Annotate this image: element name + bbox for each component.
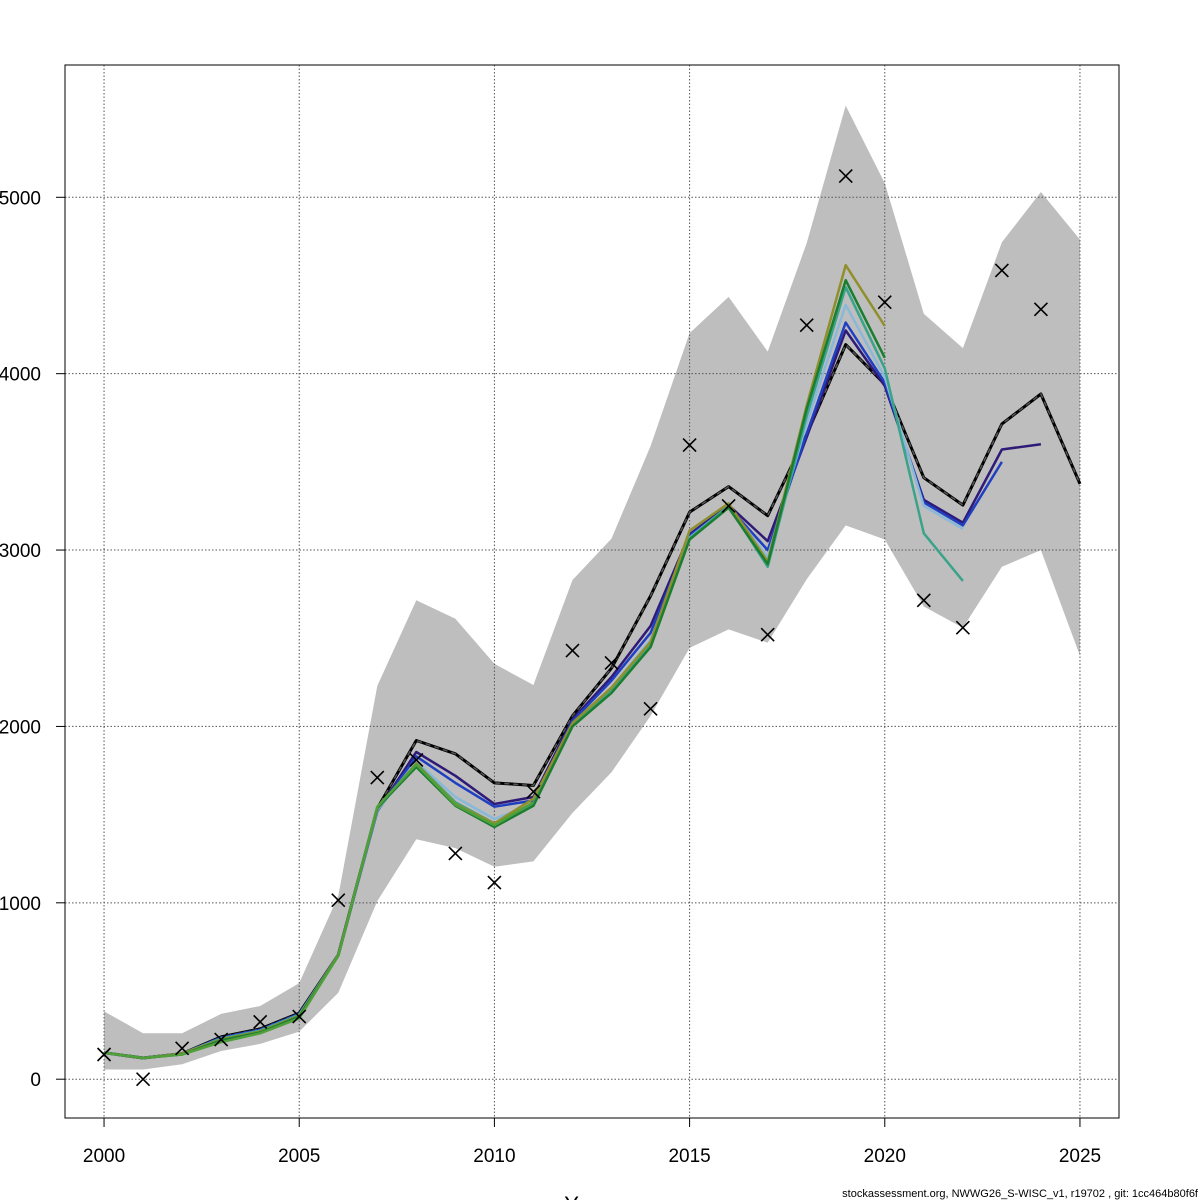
---
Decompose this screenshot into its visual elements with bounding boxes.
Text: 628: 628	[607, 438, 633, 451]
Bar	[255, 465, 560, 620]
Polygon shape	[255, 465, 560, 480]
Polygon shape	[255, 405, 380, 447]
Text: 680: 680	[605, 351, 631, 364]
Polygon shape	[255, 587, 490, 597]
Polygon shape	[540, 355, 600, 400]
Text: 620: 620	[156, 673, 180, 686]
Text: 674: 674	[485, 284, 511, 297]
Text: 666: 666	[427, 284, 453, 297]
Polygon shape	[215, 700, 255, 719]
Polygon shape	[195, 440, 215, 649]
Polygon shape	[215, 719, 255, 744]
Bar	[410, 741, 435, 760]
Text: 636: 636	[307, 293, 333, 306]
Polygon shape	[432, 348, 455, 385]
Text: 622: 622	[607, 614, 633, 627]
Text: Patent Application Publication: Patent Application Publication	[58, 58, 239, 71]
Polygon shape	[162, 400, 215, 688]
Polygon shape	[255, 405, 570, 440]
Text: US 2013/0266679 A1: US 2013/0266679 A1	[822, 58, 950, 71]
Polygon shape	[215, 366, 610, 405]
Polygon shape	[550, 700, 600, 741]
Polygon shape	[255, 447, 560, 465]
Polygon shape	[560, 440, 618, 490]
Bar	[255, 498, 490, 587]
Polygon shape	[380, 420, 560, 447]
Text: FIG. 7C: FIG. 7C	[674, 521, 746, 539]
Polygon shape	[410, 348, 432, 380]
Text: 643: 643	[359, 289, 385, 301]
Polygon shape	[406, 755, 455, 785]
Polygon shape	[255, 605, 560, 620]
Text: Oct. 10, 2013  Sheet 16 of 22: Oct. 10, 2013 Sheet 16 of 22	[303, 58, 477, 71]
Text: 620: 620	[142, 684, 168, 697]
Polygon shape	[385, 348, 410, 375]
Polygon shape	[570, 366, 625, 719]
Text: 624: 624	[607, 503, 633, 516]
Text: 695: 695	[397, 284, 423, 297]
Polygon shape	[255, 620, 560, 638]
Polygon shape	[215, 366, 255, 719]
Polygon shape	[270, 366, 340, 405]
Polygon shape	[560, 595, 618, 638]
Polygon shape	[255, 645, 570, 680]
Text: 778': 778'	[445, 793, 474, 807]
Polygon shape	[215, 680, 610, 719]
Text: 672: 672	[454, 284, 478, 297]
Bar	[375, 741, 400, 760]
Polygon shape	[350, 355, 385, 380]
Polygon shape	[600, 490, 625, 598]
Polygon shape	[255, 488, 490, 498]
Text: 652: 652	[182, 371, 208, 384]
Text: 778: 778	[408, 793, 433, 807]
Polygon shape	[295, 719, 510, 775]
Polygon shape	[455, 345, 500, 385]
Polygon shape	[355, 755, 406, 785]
==
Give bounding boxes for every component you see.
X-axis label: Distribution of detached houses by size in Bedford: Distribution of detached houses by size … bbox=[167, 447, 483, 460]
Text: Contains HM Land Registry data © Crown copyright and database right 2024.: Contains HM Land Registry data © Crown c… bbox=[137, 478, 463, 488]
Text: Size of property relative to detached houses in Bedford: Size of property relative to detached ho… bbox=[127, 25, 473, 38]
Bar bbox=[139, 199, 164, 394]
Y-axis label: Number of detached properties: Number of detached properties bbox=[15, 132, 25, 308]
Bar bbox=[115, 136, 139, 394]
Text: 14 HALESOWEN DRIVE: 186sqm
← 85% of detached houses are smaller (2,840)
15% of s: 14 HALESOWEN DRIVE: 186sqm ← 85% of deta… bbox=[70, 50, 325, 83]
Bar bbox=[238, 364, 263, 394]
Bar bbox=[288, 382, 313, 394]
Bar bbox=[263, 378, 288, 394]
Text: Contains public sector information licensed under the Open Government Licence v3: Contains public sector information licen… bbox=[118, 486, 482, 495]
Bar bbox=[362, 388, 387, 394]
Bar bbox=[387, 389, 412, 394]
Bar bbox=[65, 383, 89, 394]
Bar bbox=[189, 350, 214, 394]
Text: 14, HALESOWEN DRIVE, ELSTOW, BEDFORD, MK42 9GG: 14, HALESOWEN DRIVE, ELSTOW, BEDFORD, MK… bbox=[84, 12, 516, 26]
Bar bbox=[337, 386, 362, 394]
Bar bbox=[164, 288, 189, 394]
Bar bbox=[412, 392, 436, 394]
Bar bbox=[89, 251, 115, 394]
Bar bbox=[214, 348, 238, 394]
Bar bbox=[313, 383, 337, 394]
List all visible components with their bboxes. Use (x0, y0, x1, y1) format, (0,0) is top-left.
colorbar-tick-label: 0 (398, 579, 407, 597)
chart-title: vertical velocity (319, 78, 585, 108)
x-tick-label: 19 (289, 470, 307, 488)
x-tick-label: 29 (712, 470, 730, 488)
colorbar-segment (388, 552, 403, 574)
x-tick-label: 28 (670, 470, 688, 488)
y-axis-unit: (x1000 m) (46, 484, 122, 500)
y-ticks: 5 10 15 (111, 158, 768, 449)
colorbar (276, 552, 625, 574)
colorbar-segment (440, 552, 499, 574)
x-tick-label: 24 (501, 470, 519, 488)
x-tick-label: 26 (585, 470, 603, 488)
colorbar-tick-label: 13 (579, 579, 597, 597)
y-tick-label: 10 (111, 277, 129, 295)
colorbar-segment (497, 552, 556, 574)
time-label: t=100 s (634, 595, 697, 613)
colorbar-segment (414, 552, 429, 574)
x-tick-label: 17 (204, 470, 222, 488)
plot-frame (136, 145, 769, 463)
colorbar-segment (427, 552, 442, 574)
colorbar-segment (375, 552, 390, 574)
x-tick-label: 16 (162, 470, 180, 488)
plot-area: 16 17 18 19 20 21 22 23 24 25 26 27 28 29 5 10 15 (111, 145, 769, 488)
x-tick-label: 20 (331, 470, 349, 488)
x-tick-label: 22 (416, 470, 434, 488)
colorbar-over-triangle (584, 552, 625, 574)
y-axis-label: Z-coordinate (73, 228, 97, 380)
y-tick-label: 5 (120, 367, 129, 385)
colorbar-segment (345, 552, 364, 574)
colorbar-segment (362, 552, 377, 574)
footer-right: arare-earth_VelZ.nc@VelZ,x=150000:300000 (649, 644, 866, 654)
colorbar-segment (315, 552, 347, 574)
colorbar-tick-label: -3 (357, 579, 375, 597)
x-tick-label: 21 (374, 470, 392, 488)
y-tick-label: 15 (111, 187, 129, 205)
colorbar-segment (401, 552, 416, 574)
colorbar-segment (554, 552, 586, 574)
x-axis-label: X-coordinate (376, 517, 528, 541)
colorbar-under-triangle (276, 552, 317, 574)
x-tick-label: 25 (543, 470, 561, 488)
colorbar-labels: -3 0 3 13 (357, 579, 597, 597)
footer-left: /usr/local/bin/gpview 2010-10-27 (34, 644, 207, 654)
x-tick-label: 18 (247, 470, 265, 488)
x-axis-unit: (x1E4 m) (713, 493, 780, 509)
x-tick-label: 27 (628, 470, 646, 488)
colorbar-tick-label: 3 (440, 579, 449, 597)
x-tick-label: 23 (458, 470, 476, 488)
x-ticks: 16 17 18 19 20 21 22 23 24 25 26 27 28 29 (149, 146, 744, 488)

WHAT THE TASK ASKS = Rewrite the items from the line with "List all visible" up to and including the line with "x-tick-label: 20 (331, 470, 349, 488)", changing "colorbar-segment" to "legend-segment" and leaving everything else as it is.

REPLY TO THE TASK =
List all visible components with their bboxes. Use (x0, y0, x1, y1) format, (0,0) is top-left.
colorbar-tick-label: 0 (398, 579, 407, 597)
chart-title: vertical velocity (319, 78, 585, 108)
x-tick-label: 19 (289, 470, 307, 488)
x-tick-label: 29 (712, 470, 730, 488)
legend-segment (388, 552, 403, 574)
x-tick-label: 28 (670, 470, 688, 488)
y-axis-unit: (x1000 m) (46, 484, 122, 500)
y-ticks: 5 10 15 (111, 158, 768, 449)
colorbar (276, 552, 625, 574)
legend-segment (440, 552, 499, 574)
x-tick-label: 24 (501, 470, 519, 488)
x-tick-label: 26 (585, 470, 603, 488)
colorbar-tick-label: 13 (579, 579, 597, 597)
y-tick-label: 10 (111, 277, 129, 295)
legend-segment (497, 552, 556, 574)
time-label: t=100 s (634, 595, 697, 613)
legend-segment (414, 552, 429, 574)
x-tick-label: 17 (204, 470, 222, 488)
plot-frame (136, 145, 769, 463)
legend-segment (427, 552, 442, 574)
legend-segment (375, 552, 390, 574)
x-tick-label: 16 (162, 470, 180, 488)
plot-area: 16 17 18 19 20 21 22 23 24 25 26 27 28 29 5 10 15 (111, 145, 769, 488)
x-tick-label: 20 (331, 470, 349, 488)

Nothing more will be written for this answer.